BRIEF 1: In the records below, how many lines contain the string "site"? Reply with the number only.

PASSAGE TO READ:
*-*-*
Christa recently retired as music director at St. Mark the Evangelist Church in West Hartford. She lives in Bloomfield and maintains an active career as a performer and recording artist. She has served on the faculties of Westminster Choir College, Brandeis University, New England Conservatory, and the University of Connecticut, and as assistant university organist at Harvard. Previous artist-in-residencies have included the University of Pennsylvania and First Lutheran Church in Boston. She recently performed at Rikkyo University in Tokyo. You can learn more about Christa at www.christarakich.com, and be sure to greet her warmly after church this Sunday.
NOTE: Summer parish office hours, 9 a.m. to 2 p.m. Monday through Friday, will begin on Monday, June 11 and go through Friday, August 31.
Supplies for Dominican Republic mission trip: Six of our young members will be going on a mission trip with the Episcopal Church in CT this summer. They will be helping with a Vacation Bible School for 400 children and need craft supplies to take with them. We are collecting the following items, either new or gently used:
  • Popsicle sticks (the craft kind, not the kind with leftover grape or cherry flavor on them…)
  • School glue (liquid)
  • Scotch tape (on its own roll)
  • Kid scissors
  • Markers and crayons
  • Beads
Please drop them off in the parish office or give them to Mary Scripko, our religious education assistant.
*-*-*
EXTRACTED RECORDS:
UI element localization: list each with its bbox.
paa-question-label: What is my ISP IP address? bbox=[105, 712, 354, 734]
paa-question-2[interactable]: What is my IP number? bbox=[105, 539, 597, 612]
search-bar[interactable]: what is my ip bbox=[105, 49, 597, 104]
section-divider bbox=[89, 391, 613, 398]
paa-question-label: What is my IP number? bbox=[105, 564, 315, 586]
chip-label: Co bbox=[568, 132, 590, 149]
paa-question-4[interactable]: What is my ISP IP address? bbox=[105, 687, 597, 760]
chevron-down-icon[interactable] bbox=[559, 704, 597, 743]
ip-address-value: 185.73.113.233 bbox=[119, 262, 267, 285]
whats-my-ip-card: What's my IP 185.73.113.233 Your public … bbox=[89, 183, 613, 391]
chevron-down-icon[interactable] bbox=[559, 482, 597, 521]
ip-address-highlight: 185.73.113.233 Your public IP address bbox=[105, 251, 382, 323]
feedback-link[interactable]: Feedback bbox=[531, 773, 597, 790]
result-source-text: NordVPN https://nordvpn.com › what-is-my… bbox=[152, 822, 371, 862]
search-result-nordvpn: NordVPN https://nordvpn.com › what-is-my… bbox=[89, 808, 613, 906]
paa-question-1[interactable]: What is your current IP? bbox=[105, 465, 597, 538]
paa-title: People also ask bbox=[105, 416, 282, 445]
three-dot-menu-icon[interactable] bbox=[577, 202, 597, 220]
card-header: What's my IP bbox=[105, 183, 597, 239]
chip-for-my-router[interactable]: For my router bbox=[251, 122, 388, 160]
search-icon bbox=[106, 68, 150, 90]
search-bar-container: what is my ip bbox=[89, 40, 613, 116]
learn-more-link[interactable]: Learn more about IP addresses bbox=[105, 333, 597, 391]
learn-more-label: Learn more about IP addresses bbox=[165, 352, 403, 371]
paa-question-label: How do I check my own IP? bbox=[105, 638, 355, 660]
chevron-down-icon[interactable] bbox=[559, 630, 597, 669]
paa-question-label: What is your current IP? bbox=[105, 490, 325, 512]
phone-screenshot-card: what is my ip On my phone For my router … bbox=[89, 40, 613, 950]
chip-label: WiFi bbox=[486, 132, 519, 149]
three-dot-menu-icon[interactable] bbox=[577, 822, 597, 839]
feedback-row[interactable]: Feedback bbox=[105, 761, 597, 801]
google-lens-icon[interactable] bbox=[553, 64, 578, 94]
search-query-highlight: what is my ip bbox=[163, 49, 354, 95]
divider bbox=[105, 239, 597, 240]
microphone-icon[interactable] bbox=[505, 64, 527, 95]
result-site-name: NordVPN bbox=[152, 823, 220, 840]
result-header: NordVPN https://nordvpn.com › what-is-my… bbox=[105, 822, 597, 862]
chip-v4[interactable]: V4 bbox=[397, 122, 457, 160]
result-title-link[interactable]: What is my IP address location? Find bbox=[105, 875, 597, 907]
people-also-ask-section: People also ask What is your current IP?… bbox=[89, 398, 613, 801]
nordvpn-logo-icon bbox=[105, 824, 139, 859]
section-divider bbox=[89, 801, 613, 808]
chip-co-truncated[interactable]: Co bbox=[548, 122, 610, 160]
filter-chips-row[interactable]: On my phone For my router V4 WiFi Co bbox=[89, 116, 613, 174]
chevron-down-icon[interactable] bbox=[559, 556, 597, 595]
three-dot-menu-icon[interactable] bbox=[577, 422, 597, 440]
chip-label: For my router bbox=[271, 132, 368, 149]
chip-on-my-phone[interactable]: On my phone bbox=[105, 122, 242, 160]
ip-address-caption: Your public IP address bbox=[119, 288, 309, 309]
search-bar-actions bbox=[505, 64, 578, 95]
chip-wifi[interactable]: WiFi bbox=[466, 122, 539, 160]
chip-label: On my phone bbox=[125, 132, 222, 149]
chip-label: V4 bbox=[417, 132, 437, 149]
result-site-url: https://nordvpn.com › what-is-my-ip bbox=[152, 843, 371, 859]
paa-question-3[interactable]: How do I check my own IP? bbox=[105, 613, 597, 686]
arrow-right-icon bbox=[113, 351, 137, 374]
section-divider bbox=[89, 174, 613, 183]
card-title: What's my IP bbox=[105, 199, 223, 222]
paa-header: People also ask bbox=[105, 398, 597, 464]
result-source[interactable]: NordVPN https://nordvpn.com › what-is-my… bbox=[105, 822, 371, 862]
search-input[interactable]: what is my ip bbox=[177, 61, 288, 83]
*-*-*
BRIEF 2: According to the parish bulletin above, how many children is the Vacation Bible School for?

TASK SOLUTION 1: 2

TASK SOLUTION 2: 400 children.